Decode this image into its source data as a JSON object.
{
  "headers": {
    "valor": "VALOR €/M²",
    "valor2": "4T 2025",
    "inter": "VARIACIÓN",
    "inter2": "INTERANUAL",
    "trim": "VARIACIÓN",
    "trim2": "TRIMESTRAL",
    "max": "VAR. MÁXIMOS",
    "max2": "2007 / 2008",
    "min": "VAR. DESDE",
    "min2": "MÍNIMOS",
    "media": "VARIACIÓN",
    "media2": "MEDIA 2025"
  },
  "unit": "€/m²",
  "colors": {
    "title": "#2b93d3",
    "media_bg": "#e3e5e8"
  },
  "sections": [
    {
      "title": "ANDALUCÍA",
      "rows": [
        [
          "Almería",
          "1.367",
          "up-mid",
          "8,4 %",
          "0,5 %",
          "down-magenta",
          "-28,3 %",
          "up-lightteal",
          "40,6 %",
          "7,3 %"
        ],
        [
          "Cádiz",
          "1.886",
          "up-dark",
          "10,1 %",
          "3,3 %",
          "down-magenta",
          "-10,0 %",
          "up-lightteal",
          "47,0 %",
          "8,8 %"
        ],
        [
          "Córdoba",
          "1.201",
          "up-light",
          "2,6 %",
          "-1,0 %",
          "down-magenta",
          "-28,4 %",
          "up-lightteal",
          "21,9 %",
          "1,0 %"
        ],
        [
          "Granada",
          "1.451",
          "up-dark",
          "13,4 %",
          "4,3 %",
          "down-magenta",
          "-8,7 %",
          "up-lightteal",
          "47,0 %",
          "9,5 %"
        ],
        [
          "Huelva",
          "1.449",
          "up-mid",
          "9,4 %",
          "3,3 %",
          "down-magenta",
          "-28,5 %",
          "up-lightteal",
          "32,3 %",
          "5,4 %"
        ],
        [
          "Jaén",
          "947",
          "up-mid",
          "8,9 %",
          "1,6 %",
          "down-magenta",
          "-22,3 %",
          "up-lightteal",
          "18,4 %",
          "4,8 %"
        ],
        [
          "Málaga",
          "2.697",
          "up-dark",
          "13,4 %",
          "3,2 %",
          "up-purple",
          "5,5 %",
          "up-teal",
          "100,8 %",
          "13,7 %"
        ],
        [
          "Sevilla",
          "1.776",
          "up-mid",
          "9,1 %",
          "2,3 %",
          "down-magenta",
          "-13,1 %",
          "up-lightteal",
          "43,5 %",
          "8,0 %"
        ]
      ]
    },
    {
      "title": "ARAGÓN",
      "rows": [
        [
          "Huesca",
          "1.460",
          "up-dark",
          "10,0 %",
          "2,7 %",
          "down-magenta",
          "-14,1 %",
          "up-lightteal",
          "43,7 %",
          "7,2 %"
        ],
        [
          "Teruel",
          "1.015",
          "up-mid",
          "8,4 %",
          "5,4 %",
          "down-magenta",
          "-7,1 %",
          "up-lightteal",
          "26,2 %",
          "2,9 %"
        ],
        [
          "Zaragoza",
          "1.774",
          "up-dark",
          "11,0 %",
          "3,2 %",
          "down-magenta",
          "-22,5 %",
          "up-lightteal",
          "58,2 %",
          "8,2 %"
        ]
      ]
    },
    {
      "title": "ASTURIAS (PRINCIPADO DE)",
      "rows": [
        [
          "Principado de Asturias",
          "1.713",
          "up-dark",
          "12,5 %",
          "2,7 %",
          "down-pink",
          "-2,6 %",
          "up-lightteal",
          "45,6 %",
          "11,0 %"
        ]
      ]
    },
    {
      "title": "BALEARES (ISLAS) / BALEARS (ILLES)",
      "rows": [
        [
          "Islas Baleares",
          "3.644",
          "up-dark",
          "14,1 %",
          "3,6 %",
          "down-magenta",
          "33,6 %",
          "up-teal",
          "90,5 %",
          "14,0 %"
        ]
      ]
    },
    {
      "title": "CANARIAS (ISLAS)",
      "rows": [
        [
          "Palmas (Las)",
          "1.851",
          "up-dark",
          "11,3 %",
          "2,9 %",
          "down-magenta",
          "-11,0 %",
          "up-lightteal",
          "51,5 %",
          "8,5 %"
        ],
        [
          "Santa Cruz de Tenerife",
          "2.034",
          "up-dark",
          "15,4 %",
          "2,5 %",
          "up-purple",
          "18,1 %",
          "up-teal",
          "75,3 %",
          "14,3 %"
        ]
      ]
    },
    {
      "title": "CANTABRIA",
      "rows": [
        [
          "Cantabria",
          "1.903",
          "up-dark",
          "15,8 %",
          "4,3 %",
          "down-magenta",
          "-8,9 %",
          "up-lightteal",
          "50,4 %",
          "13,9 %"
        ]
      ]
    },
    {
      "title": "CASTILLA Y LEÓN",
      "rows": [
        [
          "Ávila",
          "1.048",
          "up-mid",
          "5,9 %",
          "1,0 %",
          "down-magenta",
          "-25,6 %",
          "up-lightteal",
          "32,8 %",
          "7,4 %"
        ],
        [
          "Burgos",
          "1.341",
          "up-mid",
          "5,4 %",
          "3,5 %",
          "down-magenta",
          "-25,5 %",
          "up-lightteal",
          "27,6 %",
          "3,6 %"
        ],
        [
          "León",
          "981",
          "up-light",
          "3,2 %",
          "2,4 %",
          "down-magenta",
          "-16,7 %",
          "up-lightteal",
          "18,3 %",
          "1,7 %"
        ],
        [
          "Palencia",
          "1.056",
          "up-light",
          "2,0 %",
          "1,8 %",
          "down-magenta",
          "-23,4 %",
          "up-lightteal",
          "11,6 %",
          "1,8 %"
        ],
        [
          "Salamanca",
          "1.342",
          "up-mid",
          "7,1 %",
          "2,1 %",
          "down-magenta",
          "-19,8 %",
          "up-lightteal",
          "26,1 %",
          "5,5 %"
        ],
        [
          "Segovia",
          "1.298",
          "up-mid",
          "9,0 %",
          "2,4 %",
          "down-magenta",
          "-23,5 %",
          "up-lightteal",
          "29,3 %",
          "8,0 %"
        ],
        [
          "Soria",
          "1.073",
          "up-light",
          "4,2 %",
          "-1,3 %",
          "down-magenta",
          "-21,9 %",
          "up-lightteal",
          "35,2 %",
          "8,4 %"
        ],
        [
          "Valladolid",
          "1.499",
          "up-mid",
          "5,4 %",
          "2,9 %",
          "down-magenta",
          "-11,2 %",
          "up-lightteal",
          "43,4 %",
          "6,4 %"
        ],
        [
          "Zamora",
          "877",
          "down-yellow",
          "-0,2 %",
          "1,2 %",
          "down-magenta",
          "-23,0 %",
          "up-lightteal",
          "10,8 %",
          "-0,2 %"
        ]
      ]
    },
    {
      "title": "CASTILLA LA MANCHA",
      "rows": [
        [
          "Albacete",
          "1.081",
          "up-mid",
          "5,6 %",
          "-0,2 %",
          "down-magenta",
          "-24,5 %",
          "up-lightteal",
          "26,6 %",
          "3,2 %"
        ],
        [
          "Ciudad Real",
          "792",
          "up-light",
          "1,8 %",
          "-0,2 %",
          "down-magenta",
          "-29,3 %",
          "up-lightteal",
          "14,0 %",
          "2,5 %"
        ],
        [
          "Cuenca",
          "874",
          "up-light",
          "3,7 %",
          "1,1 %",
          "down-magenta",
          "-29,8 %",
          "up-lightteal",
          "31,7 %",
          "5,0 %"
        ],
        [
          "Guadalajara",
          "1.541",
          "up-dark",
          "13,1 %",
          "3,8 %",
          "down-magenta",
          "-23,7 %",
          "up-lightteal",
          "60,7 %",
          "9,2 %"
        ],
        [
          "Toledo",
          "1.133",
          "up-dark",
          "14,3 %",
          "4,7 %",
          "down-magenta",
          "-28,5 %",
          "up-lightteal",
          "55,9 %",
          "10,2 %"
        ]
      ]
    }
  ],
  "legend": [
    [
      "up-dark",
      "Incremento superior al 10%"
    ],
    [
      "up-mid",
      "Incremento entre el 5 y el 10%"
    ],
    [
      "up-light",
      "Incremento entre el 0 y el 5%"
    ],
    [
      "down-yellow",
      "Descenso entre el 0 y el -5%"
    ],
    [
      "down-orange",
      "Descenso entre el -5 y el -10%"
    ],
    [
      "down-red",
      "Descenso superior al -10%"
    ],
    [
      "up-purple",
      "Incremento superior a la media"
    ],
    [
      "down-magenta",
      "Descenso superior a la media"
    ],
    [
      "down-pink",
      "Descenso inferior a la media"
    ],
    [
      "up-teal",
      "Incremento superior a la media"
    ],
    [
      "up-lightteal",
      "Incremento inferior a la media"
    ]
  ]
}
────────────────────────────────────────
### [Written problem]
Report how many lines in the listing above include the word "title". Give nothing but the number.

### [Answer to the exercise]
9